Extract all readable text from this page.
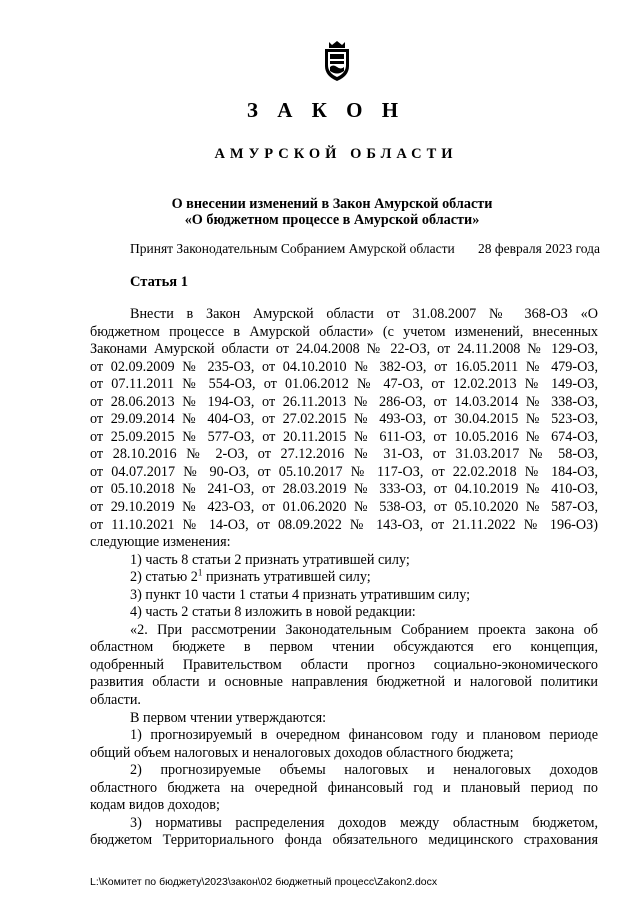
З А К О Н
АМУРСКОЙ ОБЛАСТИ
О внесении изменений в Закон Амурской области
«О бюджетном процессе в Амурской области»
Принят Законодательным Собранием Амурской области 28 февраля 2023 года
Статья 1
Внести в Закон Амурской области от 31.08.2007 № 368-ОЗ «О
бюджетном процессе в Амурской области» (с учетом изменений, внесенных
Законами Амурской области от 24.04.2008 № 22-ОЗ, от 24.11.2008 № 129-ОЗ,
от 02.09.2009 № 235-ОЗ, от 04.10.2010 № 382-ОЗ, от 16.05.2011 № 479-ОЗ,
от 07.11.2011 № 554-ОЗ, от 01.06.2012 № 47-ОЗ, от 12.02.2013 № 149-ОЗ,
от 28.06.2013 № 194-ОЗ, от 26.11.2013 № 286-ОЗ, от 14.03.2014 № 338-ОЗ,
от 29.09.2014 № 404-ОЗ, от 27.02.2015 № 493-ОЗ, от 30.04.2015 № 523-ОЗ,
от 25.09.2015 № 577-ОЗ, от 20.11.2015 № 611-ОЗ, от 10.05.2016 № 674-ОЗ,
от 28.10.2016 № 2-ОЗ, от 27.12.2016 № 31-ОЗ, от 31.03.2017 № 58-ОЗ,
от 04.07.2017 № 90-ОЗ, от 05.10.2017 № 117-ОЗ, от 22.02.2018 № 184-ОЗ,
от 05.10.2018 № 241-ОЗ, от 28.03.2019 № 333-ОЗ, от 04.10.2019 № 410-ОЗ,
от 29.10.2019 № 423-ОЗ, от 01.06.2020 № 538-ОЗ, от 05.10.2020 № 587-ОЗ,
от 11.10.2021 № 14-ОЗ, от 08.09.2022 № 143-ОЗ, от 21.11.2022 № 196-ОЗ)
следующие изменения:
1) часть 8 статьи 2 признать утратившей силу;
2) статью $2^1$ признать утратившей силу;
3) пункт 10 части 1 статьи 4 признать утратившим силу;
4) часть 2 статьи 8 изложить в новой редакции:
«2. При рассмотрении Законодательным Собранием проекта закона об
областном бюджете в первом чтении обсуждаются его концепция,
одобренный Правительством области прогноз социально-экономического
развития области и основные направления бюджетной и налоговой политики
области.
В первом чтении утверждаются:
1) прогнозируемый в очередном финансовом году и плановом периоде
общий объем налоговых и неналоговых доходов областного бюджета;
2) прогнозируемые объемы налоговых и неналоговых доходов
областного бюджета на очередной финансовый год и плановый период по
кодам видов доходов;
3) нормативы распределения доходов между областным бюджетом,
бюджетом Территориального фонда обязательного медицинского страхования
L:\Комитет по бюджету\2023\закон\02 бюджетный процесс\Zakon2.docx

* * *

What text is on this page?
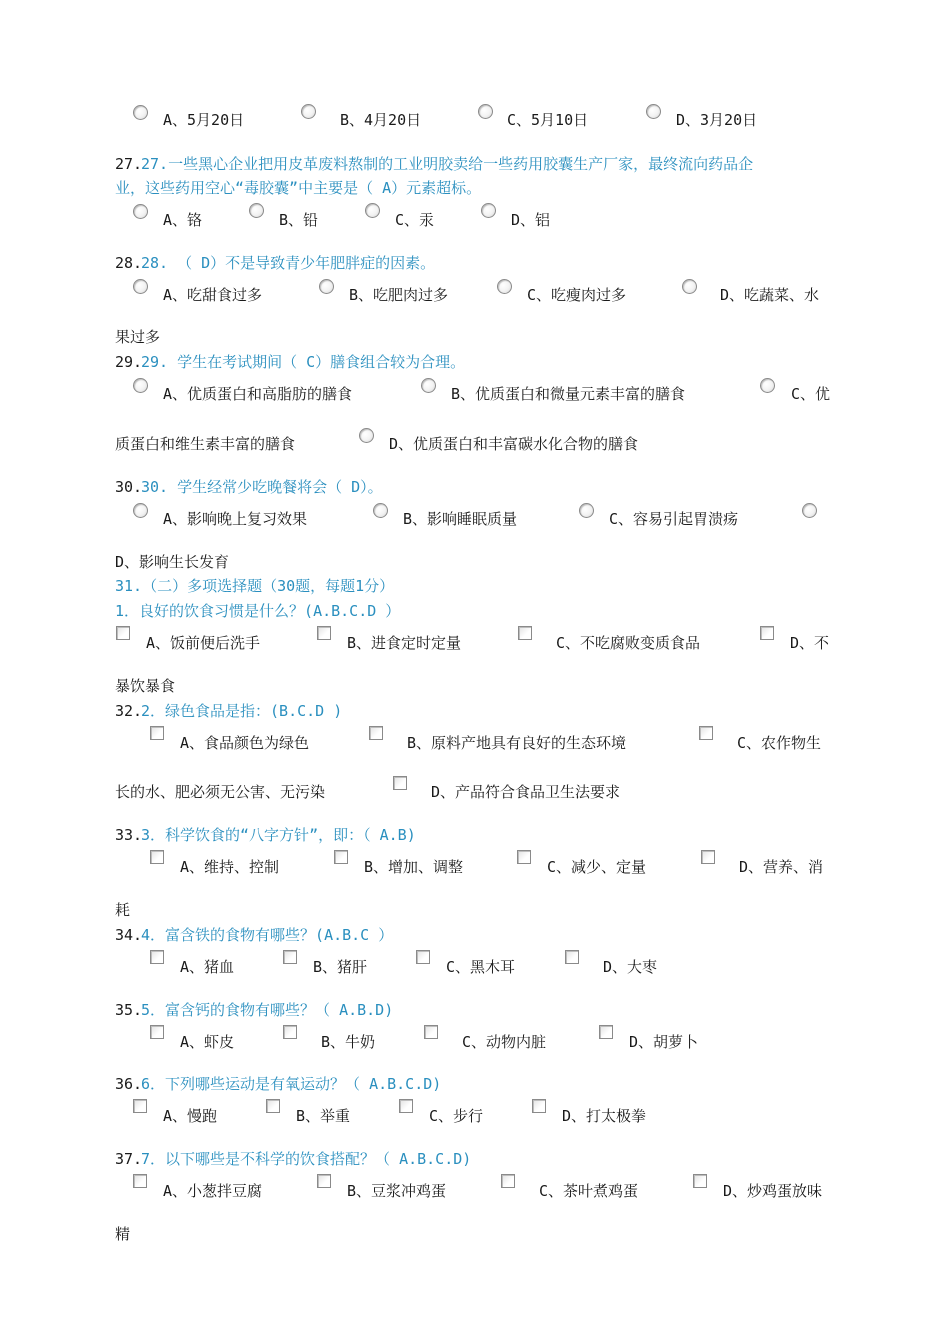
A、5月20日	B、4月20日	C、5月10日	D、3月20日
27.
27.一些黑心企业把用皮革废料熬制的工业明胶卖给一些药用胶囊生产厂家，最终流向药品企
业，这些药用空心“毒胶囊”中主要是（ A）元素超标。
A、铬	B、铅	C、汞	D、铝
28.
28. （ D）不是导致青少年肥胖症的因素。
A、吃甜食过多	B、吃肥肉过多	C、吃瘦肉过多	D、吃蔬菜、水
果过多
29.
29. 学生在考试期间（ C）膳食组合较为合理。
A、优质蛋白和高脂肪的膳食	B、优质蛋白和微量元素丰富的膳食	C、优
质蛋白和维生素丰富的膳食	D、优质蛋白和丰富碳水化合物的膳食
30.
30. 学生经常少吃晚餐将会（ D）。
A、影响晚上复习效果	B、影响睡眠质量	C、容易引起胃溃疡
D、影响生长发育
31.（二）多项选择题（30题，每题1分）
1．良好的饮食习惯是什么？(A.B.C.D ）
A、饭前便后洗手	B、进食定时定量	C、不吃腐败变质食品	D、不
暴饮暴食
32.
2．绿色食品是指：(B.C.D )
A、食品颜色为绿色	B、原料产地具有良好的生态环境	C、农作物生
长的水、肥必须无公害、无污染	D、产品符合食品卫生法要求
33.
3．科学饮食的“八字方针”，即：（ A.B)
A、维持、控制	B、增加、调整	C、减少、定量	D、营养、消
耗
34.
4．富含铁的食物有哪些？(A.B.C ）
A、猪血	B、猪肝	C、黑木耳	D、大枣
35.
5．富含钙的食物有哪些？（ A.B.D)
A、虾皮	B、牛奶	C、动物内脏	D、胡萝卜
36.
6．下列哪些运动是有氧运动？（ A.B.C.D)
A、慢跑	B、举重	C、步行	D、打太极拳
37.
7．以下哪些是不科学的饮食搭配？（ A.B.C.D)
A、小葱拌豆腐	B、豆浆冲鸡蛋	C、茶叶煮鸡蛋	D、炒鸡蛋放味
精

AIM OF THE TASK: Reply with the number of lines in the data that include the string "бюджетном" and nothing else.

RESPONSE TO THE TASK: 2